Uraian Tugas: Tuliskan lanjutan teks bacaan di bawah, yaitu kisah perjalanan tahun 2013–2014, dimulai tepat setelah kalimat terakhirnya.

Teks Bacaan:
Apa yang berbeda kali ini, sungguh banyak yang berbeda.
Kawan, akan ku kisahkan sepenggal perjalananku dari tahun 2013-2014 yang penuh pesona dalam kebimbangan dan fatamorgana.
Di akhir-akhir tahun 2013 dan memasuki awal 2014 perjalananku agak sedikit rumit dan terjal, melewati lembah, sesekali terjerambab pada kolam yang airnya begitu asam, kadang tak sadar aku juga menikmati saat-saat terjebak di lumpur hisap. Ah kawan, benar-benar jika saat itu tak ada sahabat yang melihatku, mungkin aku takkan pernah kembali dan selamanya terjebak pada lumpur itu.
Perjalananku tak hanya sampai disitu kawan, aku sempat memisahkan diri dari rombonganku, entah karena kesombonganku atau sok tahunya aku akan jalan yang benar dimana bisa ku lewati sendiri.

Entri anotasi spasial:
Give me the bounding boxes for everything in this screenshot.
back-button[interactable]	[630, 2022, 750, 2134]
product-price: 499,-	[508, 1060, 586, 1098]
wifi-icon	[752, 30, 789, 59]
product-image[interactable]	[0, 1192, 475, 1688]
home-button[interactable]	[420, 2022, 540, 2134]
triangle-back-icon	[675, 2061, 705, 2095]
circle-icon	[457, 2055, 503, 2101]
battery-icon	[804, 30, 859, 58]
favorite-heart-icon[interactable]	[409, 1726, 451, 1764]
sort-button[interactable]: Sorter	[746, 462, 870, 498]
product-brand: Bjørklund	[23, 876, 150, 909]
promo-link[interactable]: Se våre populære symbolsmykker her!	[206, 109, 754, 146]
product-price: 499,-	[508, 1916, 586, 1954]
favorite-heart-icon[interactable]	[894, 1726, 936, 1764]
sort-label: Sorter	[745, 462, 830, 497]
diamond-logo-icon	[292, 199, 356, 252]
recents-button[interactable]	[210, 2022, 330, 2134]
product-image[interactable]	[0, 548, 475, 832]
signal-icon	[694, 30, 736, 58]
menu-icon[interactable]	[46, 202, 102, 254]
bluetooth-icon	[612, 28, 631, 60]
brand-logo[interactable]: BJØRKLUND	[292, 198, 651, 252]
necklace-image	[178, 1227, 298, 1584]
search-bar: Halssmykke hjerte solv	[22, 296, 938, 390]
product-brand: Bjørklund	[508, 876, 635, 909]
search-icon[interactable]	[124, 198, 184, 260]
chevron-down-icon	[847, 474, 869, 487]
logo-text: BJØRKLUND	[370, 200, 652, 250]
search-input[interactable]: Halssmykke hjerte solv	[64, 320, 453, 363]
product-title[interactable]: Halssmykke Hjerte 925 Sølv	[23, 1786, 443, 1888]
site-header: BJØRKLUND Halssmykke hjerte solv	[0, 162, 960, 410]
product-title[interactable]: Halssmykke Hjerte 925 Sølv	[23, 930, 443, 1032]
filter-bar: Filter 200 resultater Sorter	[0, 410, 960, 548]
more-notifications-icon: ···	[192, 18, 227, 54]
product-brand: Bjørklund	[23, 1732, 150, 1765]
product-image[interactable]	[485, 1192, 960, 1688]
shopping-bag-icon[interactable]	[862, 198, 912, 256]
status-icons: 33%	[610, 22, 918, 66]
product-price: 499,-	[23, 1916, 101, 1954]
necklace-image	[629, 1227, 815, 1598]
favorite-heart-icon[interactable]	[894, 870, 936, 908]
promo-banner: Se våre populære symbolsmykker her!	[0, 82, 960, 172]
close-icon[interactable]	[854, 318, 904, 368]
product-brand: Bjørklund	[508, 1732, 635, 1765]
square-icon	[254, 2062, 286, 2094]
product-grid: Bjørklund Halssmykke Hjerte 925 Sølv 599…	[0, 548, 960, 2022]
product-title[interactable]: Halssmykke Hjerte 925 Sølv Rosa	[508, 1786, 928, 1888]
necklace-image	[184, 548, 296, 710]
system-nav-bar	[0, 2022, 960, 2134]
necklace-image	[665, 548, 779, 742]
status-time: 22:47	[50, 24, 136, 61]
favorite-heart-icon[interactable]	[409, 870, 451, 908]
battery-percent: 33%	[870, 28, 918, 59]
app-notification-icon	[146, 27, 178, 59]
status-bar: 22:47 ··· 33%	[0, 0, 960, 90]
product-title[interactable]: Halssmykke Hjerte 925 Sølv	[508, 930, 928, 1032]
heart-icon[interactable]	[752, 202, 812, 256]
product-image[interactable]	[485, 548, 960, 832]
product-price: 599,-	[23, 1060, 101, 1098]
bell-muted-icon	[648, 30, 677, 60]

Jawaban Tugas:
Ternyata kawan, tak seperti yang ku perkirakan, aku sendirian saat itu, tak satupun mengikuti, dalam gelap, dalam sepi, dan anehnya aku menyukai hal itu. Hanya berbekalkan satu lilin, meleleh pula, dan melukai jari-jariku. Di jalan itu ku terus berjalan, hingga akhirnya kakiku terjerat belukar-belukar kejam. Ah, hanya belukar pikirku, ku singkirkan perlahan belukar-belukar tak bersalah itu, hingga ku lihat ke depan, semakin gelap, dan ternyata jalanku telah ditutup oleh belukar dan mencegah cahaya mentari masuk. Lilin yang ku pegang tinggal setengah, aku menyerah, ku matikan lilin, lalu ku dirikan tenda di Antara semak belukar. Aku menikmati saat-saat disana, pikirku akan ada orang yang membawaku dan menolongku lagi, tapi kawan beberapa hari ku terjebak dalam belukar, gelap dan sendiri, tak ada seorangpun yang datang. Aku semakin bingung dan putus asa.
Aku semakin tak nyaman dengan suara-suara burung gagak yang angkuh yang selalu mengganggu istirahatku, walaupun aku bisa bertahan dengan persediaan makanan, tapi ku tetap saja tak tenang karena tak bisa pulang.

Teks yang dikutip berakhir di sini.